[start of Task data]

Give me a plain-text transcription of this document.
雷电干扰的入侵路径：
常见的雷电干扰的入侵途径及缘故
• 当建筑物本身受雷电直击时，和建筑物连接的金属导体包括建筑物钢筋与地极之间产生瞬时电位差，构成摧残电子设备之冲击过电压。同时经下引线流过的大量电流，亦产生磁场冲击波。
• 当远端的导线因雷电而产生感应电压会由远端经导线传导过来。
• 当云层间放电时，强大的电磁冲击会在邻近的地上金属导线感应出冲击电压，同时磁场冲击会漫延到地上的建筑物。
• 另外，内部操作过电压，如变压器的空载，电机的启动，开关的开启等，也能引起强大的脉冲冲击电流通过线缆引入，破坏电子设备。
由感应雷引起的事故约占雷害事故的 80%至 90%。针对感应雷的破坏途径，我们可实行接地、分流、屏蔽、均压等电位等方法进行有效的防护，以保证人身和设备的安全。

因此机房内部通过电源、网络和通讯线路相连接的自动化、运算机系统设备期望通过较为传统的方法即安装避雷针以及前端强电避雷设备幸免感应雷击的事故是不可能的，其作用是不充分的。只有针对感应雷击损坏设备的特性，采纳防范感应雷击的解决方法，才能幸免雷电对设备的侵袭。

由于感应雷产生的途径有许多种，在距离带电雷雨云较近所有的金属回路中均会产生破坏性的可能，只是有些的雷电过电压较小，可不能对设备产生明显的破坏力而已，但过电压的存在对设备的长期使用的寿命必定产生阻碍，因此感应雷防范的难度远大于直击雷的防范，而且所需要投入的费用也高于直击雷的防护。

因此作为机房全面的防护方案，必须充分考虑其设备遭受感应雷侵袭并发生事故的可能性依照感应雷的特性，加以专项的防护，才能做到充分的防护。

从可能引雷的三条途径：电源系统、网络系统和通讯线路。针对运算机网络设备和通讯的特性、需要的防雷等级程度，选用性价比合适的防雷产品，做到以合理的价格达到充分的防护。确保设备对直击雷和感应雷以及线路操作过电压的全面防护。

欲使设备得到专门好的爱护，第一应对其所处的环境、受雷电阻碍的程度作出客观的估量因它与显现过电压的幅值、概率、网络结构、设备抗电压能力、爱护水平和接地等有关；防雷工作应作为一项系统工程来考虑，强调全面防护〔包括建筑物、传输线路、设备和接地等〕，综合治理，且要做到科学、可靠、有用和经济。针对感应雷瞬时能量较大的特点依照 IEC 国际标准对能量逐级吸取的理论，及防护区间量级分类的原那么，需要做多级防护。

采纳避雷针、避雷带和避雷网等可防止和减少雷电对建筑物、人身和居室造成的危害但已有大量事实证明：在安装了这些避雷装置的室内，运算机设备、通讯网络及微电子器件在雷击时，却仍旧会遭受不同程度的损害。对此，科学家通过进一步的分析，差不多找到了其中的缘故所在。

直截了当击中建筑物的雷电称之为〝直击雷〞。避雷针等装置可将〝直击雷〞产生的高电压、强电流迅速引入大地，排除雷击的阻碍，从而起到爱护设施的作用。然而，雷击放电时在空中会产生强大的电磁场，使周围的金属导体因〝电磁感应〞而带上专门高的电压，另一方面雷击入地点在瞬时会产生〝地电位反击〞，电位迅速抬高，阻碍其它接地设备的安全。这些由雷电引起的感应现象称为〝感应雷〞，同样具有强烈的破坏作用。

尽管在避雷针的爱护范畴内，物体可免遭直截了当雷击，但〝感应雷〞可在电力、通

[end of Task data]

» What is needed
Write out each line of the data above again, exactly as given.

» Answer
Give me a plain-text transcription of this document.
雷电干扰的入侵路径：
常见的雷电干扰的入侵途径及缘故
• 当建筑物本身受雷电直击时，和建筑物连接的金属导体包括建筑物钢筋与地极之间产生瞬时电位差，构成摧残电子设备之冲击过电压。同时经下引线流过的大量电流，亦产生磁场冲击波。
• 当远端的导线因雷电而产生感应电压会由远端经导线传导过来。
• 当云层间放电时，强大的电磁冲击会在邻近的地上金属导线感应出冲击电压，同时磁场冲击会漫延到地上的建筑物。
• 另外，内部操作过电压，如变压器的空载，电机的启动，开关的开启等，也能引起强大的脉冲冲击电流通过线缆引入，破坏电子设备。
由感应雷引起的事故约占雷害事故的 80%至 90%。针对感应雷的破坏途径，我们可实行接地、分流、屏蔽、均压等电位等方法进行有效的防护，以保证人身和设备的安全。

因此机房内部通过电源、网络和通讯线路相连接的自动化、运算机系统设备期望通过较为传统的方法即安装避雷针以及前端强电避雷设备幸免感应雷击的事故是不可能的，其作用是不充分的。只有针对感应雷击损坏设备的特性，采纳防范感应雷击的解决方法，才能幸免雷电对设备的侵袭。

由于感应雷产生的途径有许多种，在距离带电雷雨云较近所有的金属回路中均会产生破坏性的可能，只是有些的雷电过电压较小，可不能对设备产生明显的破坏力而已，但过电压的存在对设备的长期使用的寿命必定产生阻碍，因此感应雷防范的难度远大于直击雷的防范，而且所需要投入的费用也高于直击雷的防护。

因此作为机房全面的防护方案，必须充分考虑其设备遭受感应雷侵袭并发生事故的可能性依照感应雷的特性，加以专项的防护，才能做到充分的防护。

从可能引雷的三条途径：电源系统、网络系统和通讯线路。针对运算机网络设备和通讯的特性、需要的防雷等级程度，选用性价比合适的防雷产品，做到以合理的价格达到充分的防护。确保设备对直击雷和感应雷以及线路操作过电压的全面防护。

欲使设备得到专门好的爱护，第一应对其所处的环境、受雷电阻碍的程度作出客观的估量因它与显现过电压的幅值、概率、网络结构、设备抗电压能力、爱护水平和接地等有关；防雷工作应作为一项系统工程来考虑，强调全面防护〔包括建筑物、传输线路、设备和接地等〕，综合治理，且要做到科学、可靠、有用和经济。针对感应雷瞬时能量较大的特点依照 IEC 国际标准对能量逐级吸取的理论，及防护区间量级分类的原那么，需要做多级防护。

采纳避雷针、避雷带和避雷网等可防止和减少雷电对建筑物、人身和居室造成的危害但已有大量事实证明：在安装了这些避雷装置的室内，运算机设备、通讯网络及微电子器件在雷击时，却仍旧会遭受不同程度的损害。对此，科学家通过进一步的分析，差不多找到了其中的缘故所在。

直截了当击中建筑物的雷电称之为〝直击雷〞。避雷针等装置可将〝直击雷〞产生的高电压、强电流迅速引入大地，排除雷击的阻碍，从而起到爱护设施的作用。然而，雷击放电时在空中会产生强大的电磁场，使周围的金属导体因〝电磁感应〞而带上专门高的电压，另一方面雷击入地点在瞬时会产生〝地电位反击〞，电位迅速抬高，阻碍其它接地设备的安全。这些由雷电引起的感应现象称为〝感应雷〞，同样具有强烈的破坏作用。

尽管在避雷针的爱护范畴内，物体可免遭直截了当雷击，但〝感应雷〞可在电力、通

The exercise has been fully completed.